* [Task prompt] Render every entry exactly as it appears.

* [Task material]
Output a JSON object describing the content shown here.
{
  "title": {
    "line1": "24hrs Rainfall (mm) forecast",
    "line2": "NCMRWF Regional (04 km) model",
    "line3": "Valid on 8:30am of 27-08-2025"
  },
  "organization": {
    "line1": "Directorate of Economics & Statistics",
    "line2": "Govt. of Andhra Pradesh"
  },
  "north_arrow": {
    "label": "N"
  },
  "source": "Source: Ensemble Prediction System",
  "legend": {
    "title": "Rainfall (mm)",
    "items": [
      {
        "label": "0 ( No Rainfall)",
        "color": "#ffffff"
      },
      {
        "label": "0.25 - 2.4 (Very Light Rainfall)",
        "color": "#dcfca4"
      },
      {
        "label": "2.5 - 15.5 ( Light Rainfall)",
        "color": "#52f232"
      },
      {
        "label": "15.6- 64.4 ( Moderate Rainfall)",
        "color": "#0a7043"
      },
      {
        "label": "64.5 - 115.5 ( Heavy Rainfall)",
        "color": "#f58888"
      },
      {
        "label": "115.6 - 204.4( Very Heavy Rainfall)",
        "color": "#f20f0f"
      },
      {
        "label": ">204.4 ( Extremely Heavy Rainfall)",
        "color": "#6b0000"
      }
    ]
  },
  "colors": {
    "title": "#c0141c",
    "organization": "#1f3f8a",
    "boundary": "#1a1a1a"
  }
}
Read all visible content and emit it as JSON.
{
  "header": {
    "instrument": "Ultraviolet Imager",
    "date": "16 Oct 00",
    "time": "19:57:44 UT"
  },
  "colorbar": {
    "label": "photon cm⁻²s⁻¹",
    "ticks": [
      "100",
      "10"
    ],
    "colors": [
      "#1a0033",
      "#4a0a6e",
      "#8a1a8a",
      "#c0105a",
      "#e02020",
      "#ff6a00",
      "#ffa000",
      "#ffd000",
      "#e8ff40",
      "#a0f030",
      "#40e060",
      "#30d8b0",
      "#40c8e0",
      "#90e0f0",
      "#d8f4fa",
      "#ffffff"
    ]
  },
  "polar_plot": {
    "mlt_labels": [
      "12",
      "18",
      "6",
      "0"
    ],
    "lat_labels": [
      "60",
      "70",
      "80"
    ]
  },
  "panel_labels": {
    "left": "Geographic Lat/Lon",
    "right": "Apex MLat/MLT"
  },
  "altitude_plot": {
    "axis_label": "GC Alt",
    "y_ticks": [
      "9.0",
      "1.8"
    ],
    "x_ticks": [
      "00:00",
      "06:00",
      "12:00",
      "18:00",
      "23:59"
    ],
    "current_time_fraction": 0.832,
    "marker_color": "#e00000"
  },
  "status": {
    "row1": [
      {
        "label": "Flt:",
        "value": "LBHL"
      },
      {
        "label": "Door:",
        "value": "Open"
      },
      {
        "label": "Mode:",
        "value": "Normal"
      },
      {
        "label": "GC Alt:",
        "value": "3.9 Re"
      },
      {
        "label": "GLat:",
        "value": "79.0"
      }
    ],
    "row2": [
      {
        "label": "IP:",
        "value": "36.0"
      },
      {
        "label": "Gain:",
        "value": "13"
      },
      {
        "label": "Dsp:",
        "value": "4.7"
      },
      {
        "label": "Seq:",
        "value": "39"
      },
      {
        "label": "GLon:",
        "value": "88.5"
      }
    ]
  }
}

* [Correct answer]
Output a JSON object describing the content shown here.
{
  "title": {
    "line1": "24hrs Rainfall (mm) forecast",
    "line2": "NCMRWF Regional (04 km) model",
    "line3": "Valid on 8:30am of 27-08-2025"
  },
  "organization": {
    "line1": "Directorate of Economics & Statistics",
    "line2": "Govt. of Andhra Pradesh"
  },
  "north_arrow": {
    "label": "N"
  },
  "source": "Source: Ensemble Prediction System",
  "legend": {
    "title": "Rainfall (mm)",
    "items": [
      {
        "label": "0 ( No Rainfall)",
        "color": "#ffffff"
      },
      {
        "label": "0.25 - 2.4 (Very Light Rainfall)",
        "color": "#dcfca4"
      },
      {
        "label": "2.5 - 15.5 ( Light Rainfall)",
        "color": "#52f232"
      },
      {
        "label": "15.6- 64.4 ( Moderate Rainfall)",
        "color": "#0a7043"
      },
      {
        "label": "64.5 - 115.5 ( Heavy Rainfall)",
        "color": "#f58888"
      },
      {
        "label": "115.6 - 204.4( Very Heavy Rainfall)",
        "color": "#f20f0f"
      },
      {
        "label": ">204.4 ( Extremely Heavy Rainfall)",
        "color": "#6b0000"
      }
    ]
  },
  "colors": {
    "title": "#c0141c",
    "organization": "#1f3f8a",
    "boundary": "#1a1a1a"
  }
}
Read all visible content and emit it as JSON.
{
  "header": {
    "instrument": "Ultraviolet Imager",
    "date": "16 Oct 00",
    "time": "19:57:44 UT"
  },
  "colorbar": {
    "label": "photon cm⁻²s⁻¹",
    "ticks": [
      "100",
      "10"
    ],
    "colors": [
      "#1a0033",
      "#4a0a6e",
      "#8a1a8a",
      "#c0105a",
      "#e02020",
      "#ff6a00",
      "#ffa000",
      "#ffd000",
      "#e8ff40",
      "#a0f030",
      "#40e060",
      "#30d8b0",
      "#40c8e0",
      "#90e0f0",
      "#d8f4fa",
      "#ffffff"
    ]
  },
  "polar_plot": {
    "mlt_labels": [
      "12",
      "18",
      "6",
      "0"
    ],
    "lat_labels": [
      "60",
      "70",
      "80"
    ]
  },
  "panel_labels": {
    "left": "Geographic Lat/Lon",
    "right": "Apex MLat/MLT"
  },
  "altitude_plot": {
    "axis_label": "GC Alt",
    "y_ticks": [
      "9.0",
      "1.8"
    ],
    "x_ticks": [
      "00:00",
      "06:00",
      "12:00",
      "18:00",
      "23:59"
    ],
    "current_time_fraction": 0.832,
    "marker_color": "#e00000"
  },
  "status": {
    "row1": [
      {
        "label": "Flt:",
        "value": "LBHL"
      },
      {
        "label": "Door:",
        "value": "Open"
      },
      {
        "label": "Mode:",
        "value": "Normal"
      },
      {
        "label": "GC Alt:",
        "value": "3.9 Re"
      },
      {
        "label": "GLat:",
        "value": "79.0"
      }
    ],
    "row2": [
      {
        "label": "IP:",
        "value": "36.0"
      },
      {
        "label": "Gain:",
        "value": "13"
      },
      {
        "label": "Dsp:",
        "value": "4.7"
      },
      {
        "label": "Seq:",
        "value": "39"
      },
      {
        "label": "GLon:",
        "value": "88.5"
      }
    ]
  }
}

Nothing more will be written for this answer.